▶ **Dataset rows about figures**
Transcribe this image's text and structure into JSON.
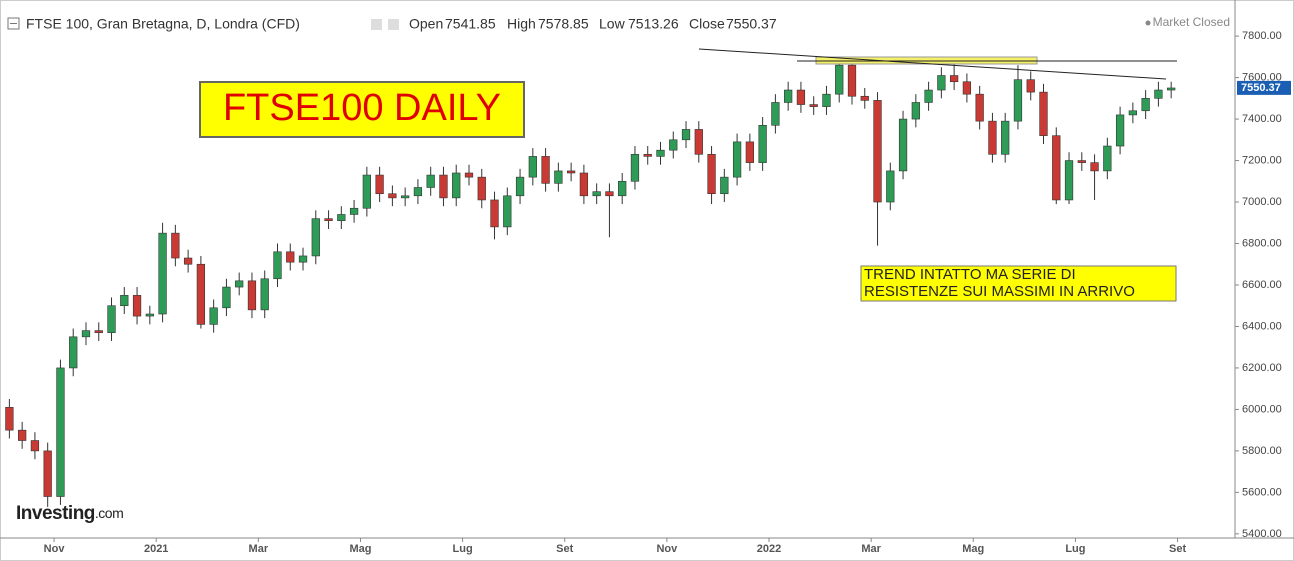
{
  "chart_data": {
    "type": "candlestick",
    "title": "FTSE 100, Gran Bretagna, D, Londra (CFD)",
    "ohlc_header": {
      "open_label": "Open",
      "open": "7541.85",
      "high_label": "High",
      "high": "7578.85",
      "low_label": "Low",
      "low": "7513.26",
      "close_label": "Close",
      "close": "7550.37"
    },
    "status": "Market Closed",
    "annotation_title": "FTSE100 DAILY",
    "annotation_note": [
      "TREND INTATTO MA SERIE DI",
      "RESISTENZE SUI MASSIMI IN ARRIVO"
    ],
    "logo": [
      "Investing",
      ".com"
    ],
    "up_color": "#2e9b57",
    "down_color": "#c83a33",
    "xlim": [
      -0.5,
      96
    ],
    "xticks": [
      {
        "value": 3.5,
        "label": "Nov"
      },
      {
        "value": 11.5,
        "label": "2021"
      },
      {
        "value": 19.5,
        "label": "Mar"
      },
      {
        "value": 27.5,
        "label": "Mag"
      },
      {
        "value": 35.5,
        "label": "Lug"
      },
      {
        "value": 43.5,
        "label": "Set"
      },
      {
        "value": 51.5,
        "label": "Nov"
      },
      {
        "value": 59.5,
        "label": "2022"
      },
      {
        "value": 67.5,
        "label": "Mar"
      },
      {
        "value": 75.5,
        "label": "Mag"
      },
      {
        "value": 83.5,
        "label": "Lug"
      },
      {
        "value": 91.5,
        "label": "Set"
      }
    ],
    "ylim": [
      5380,
      7950
    ],
    "yticks": [
      {
        "value": 5400,
        "label": "5400.00"
      },
      {
        "value": 5600,
        "label": "5600.00"
      },
      {
        "value": 5800,
        "label": "5800.00"
      },
      {
        "value": 6000,
        "label": "6000.00"
      },
      {
        "value": 6200,
        "label": "6200.00"
      },
      {
        "value": 6400,
        "label": "6400.00"
      },
      {
        "value": 6600,
        "label": "6600.00"
      },
      {
        "value": 6800,
        "label": "6800.00"
      },
      {
        "value": 7000,
        "label": "7000.00"
      },
      {
        "value": 7200,
        "label": "7200.00"
      },
      {
        "value": 7400,
        "label": "7400.00"
      },
      {
        "value": 7600,
        "label": "7600.00"
      },
      {
        "value": 7800,
        "label": "7800.00"
      }
    ],
    "open": [
      6010,
      5900,
      5850,
      5800,
      5580,
      6200,
      6350,
      6380,
      6370,
      6500,
      6550,
      6450,
      6460,
      6850,
      6730,
      6700,
      6410,
      6490,
      6590,
      6620,
      6480,
      6630,
      6760,
      6710,
      6740,
      6920,
      6910,
      6940,
      6970,
      7130,
      7040,
      7020,
      7030,
      7070,
      7130,
      7020,
      7140,
      7120,
      7010,
      6880,
      7030,
      7120,
      7220,
      7090,
      7150,
      7140,
      7030,
      7050,
      7030,
      7100,
      7230,
      7220,
      7250,
      7300,
      7350,
      7230,
      7040,
      7120,
      7290,
      7190,
      7370,
      7480,
      7540,
      7470,
      7460,
      7520,
      7660,
      7510,
      7490,
      7000,
      7150,
      7400,
      7480,
      7540,
      7610,
      7580,
      7520,
      7390,
      7230,
      7390,
      7590,
      7530,
      7320,
      7010,
      7200,
      7190,
      7150,
      7270,
      7420,
      7440,
      7500,
      7540
    ],
    "high": [
      6050,
      5940,
      5890,
      5840,
      6240,
      6390,
      6420,
      6420,
      6540,
      6590,
      6590,
      6500,
      6900,
      6890,
      6770,
      6740,
      6530,
      6630,
      6660,
      6660,
      6670,
      6800,
      6800,
      6780,
      6960,
      6960,
      6980,
      7010,
      7170,
      7170,
      7080,
      7070,
      7110,
      7170,
      7170,
      7180,
      7180,
      7160,
      7050,
      7070,
      7160,
      7260,
      7260,
      7190,
      7190,
      7180,
      7090,
      7090,
      7140,
      7270,
      7270,
      7290,
      7340,
      7390,
      7390,
      7270,
      7160,
      7330,
      7330,
      7410,
      7520,
      7580,
      7580,
      7510,
      7560,
      7690,
      7700,
      7550,
      7530,
      7190,
      7440,
      7520,
      7580,
      7650,
      7670,
      7620,
      7560,
      7430,
      7430,
      7660,
      7630,
      7570,
      7360,
      7240,
      7240,
      7230,
      7310,
      7460,
      7480,
      7540,
      7580,
      7580
    ],
    "low": [
      5860,
      5810,
      5760,
      5530,
      5540,
      6160,
      6310,
      6330,
      6330,
      6460,
      6410,
      6410,
      6420,
      6690,
      6660,
      6390,
      6370,
      6450,
      6550,
      6440,
      6440,
      6590,
      6670,
      6670,
      6700,
      6870,
      6870,
      6900,
      6930,
      7000,
      6980,
      6980,
      6990,
      7030,
      6980,
      6980,
      7080,
      6970,
      6820,
      6840,
      6990,
      7080,
      7050,
      7050,
      7100,
      6990,
      6990,
      6830,
      6990,
      7060,
      7180,
      7180,
      7210,
      7260,
      7190,
      6990,
      7000,
      7080,
      7150,
      7150,
      7330,
      7440,
      7430,
      7420,
      7420,
      7480,
      7470,
      7450,
      6790,
      6960,
      7110,
      7360,
      7440,
      7500,
      7540,
      7480,
      7350,
      7190,
      7190,
      7350,
      7490,
      7280,
      6990,
      6990,
      7150,
      7010,
      7110,
      7230,
      7380,
      7400,
      7460,
      7500
    ],
    "close": [
      5900,
      5850,
      5800,
      5580,
      6200,
      6350,
      6380,
      6370,
      6500,
      6550,
      6450,
      6460,
      6850,
      6730,
      6700,
      6410,
      6490,
      6590,
      6620,
      6480,
      6630,
      6760,
      6710,
      6740,
      6920,
      6910,
      6940,
      6970,
      7130,
      7040,
      7020,
      7030,
      7070,
      7130,
      7020,
      7140,
      7120,
      7010,
      6880,
      7030,
      7120,
      7220,
      7090,
      7150,
      7140,
      7030,
      7050,
      7030,
      7100,
      7230,
      7220,
      7250,
      7300,
      7350,
      7230,
      7040,
      7120,
      7290,
      7190,
      7370,
      7480,
      7540,
      7470,
      7460,
      7520,
      7660,
      7510,
      7490,
      7000,
      7150,
      7400,
      7480,
      7540,
      7610,
      7580,
      7520,
      7390,
      7230,
      7390,
      7590,
      7530,
      7320,
      7010,
      7200,
      7190,
      7150,
      7270,
      7420,
      7440,
      7500,
      7540,
      7550
    ]
  }
}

▶ **Exercise aim**
Drop the images and repeat the data exactly.

▶ **Worked answer**
Transcribe this image's text and structure into JSON.
{
  "chart_data": {
    "type": "candlestick",
    "title": "FTSE 100, Gran Bretagna, D, Londra (CFD)",
    "ohlc_header": {
      "open_label": "Open",
      "open": "7541.85",
      "high_label": "High",
      "high": "7578.85",
      "low_label": "Low",
      "low": "7513.26",
      "close_label": "Close",
      "close": "7550.37"
    },
    "status": "Market Closed",
    "annotation_title": "FTSE100 DAILY",
    "annotation_note": [
      "TREND INTATTO MA SERIE DI",
      "RESISTENZE SUI MASSIMI IN ARRIVO"
    ],
    "logo": [
      "Investing",
      ".com"
    ],
    "up_color": "#2e9b57",
    "down_color": "#c83a33",
    "xlim": [
      -0.5,
      96
    ],
    "xticks": [
      {
        "value": 3.5,
        "label": "Nov"
      },
      {
        "value": 11.5,
        "label": "2021"
      },
      {
        "value": 19.5,
        "label": "Mar"
      },
      {
        "value": 27.5,
        "label": "Mag"
      },
      {
        "value": 35.5,
        "label": "Lug"
      },
      {
        "value": 43.5,
        "label": "Set"
      },
      {
        "value": 51.5,
        "label": "Nov"
      },
      {
        "value": 59.5,
        "label": "2022"
      },
      {
        "value": 67.5,
        "label": "Mar"
      },
      {
        "value": 75.5,
        "label": "Mag"
      },
      {
        "value": 83.5,
        "label": "Lug"
      },
      {
        "value": 91.5,
        "label": "Set"
      }
    ],
    "ylim": [
      5380,
      7950
    ],
    "yticks": [
      {
        "value": 5400,
        "label": "5400.00"
      },
      {
        "value": 5600,
        "label": "5600.00"
      },
      {
        "value": 5800,
        "label": "5800.00"
      },
      {
        "value": 6000,
        "label": "6000.00"
      },
      {
        "value": 6200,
        "label": "6200.00"
      },
      {
        "value": 6400,
        "label": "6400.00"
      },
      {
        "value": 6600,
        "label": "6600.00"
      },
      {
        "value": 6800,
        "label": "6800.00"
      },
      {
        "value": 7000,
        "label": "7000.00"
      },
      {
        "value": 7200,
        "label": "7200.00"
      },
      {
        "value": 7400,
        "label": "7400.00"
      },
      {
        "value": 7600,
        "label": "7600.00"
      },
      {
        "value": 7800,
        "label": "7800.00"
      }
    ],
    "open": [
      6010,
      5900,
      5850,
      5800,
      5580,
      6200,
      6350,
      6380,
      6370,
      6500,
      6550,
      6450,
      6460,
      6850,
      6730,
      6700,
      6410,
      6490,
      6590,
      6620,
      6480,
      6630,
      6760,
      6710,
      6740,
      6920,
      6910,
      6940,
      6970,
      7130,
      7040,
      7020,
      7030,
      7070,
      7130,
      7020,
      7140,
      7120,
      7010,
      6880,
      7030,
      7120,
      7220,
      7090,
      7150,
      7140,
      7030,
      7050,
      7030,
      7100,
      7230,
      7220,
      7250,
      7300,
      7350,
      7230,
      7040,
      7120,
      7290,
      7190,
      7370,
      7480,
      7540,
      7470,
      7460,
      7520,
      7660,
      7510,
      7490,
      7000,
      7150,
      7400,
      7480,
      7540,
      7610,
      7580,
      7520,
      7390,
      7230,
      7390,
      7590,
      7530,
      7320,
      7010,
      7200,
      7190,
      7150,
      7270,
      7420,
      7440,
      7500,
      7540
    ],
    "high": [
      6050,
      5940,
      5890,
      5840,
      6240,
      6390,
      6420,
      6420,
      6540,
      6590,
      6590,
      6500,
      6900,
      6890,
      6770,
      6740,
      6530,
      6630,
      6660,
      6660,
      6670,
      6800,
      6800,
      6780,
      6960,
      6960,
      6980,
      7010,
      7170,
      7170,
      7080,
      7070,
      7110,
      7170,
      7170,
      7180,
      7180,
      7160,
      7050,
      7070,
      7160,
      7260,
      7260,
      7190,
      7190,
      7180,
      7090,
      7090,
      7140,
      7270,
      7270,
      7290,
      7340,
      7390,
      7390,
      7270,
      7160,
      7330,
      7330,
      7410,
      7520,
      7580,
      7580,
      7510,
      7560,
      7690,
      7700,
      7550,
      7530,
      7190,
      7440,
      7520,
      7580,
      7650,
      7670,
      7620,
      7560,
      7430,
      7430,
      7660,
      7630,
      7570,
      7360,
      7240,
      7240,
      7230,
      7310,
      7460,
      7480,
      7540,
      7580,
      7580
    ],
    "low": [
      5860,
      5810,
      5760,
      5530,
      5540,
      6160,
      6310,
      6330,
      6330,
      6460,
      6410,
      6410,
      6420,
      6690,
      6660,
      6390,
      6370,
      6450,
      6550,
      6440,
      6440,
      6590,
      6670,
      6670,
      6700,
      6870,
      6870,
      6900,
      6930,
      7000,
      6980,
      6980,
      6990,
      7030,
      6980,
      6980,
      7080,
      6970,
      6820,
      6840,
      6990,
      7080,
      7050,
      7050,
      7100,
      6990,
      6990,
      6830,
      6990,
      7060,
      7180,
      7180,
      7210,
      7260,
      7190,
      6990,
      7000,
      7080,
      7150,
      7150,
      7330,
      7440,
      7430,
      7420,
      7420,
      7480,
      7470,
      7450,
      6790,
      6960,
      7110,
      7360,
      7440,
      7500,
      7540,
      7480,
      7350,
      7190,
      7190,
      7350,
      7490,
      7280,
      6990,
      6990,
      7150,
      7010,
      7110,
      7230,
      7380,
      7400,
      7460,
      7500
    ],
    "close": [
      5900,
      5850,
      5800,
      5580,
      6200,
      6350,
      6380,
      6370,
      6500,
      6550,
      6450,
      6460,
      6850,
      6730,
      6700,
      6410,
      6490,
      6590,
      6620,
      6480,
      6630,
      6760,
      6710,
      6740,
      6920,
      6910,
      6940,
      6970,
      7130,
      7040,
      7020,
      7030,
      7070,
      7130,
      7020,
      7140,
      7120,
      7010,
      6880,
      7030,
      7120,
      7220,
      7090,
      7150,
      7140,
      7030,
      7050,
      7030,
      7100,
      7230,
      7220,
      7250,
      7300,
      7350,
      7230,
      7040,
      7120,
      7290,
      7190,
      7370,
      7480,
      7540,
      7470,
      7460,
      7520,
      7660,
      7510,
      7490,
      7000,
      7150,
      7400,
      7480,
      7540,
      7610,
      7580,
      7520,
      7390,
      7230,
      7390,
      7590,
      7530,
      7320,
      7010,
      7200,
      7190,
      7150,
      7270,
      7420,
      7440,
      7500,
      7540,
      7550
    ]
  }
}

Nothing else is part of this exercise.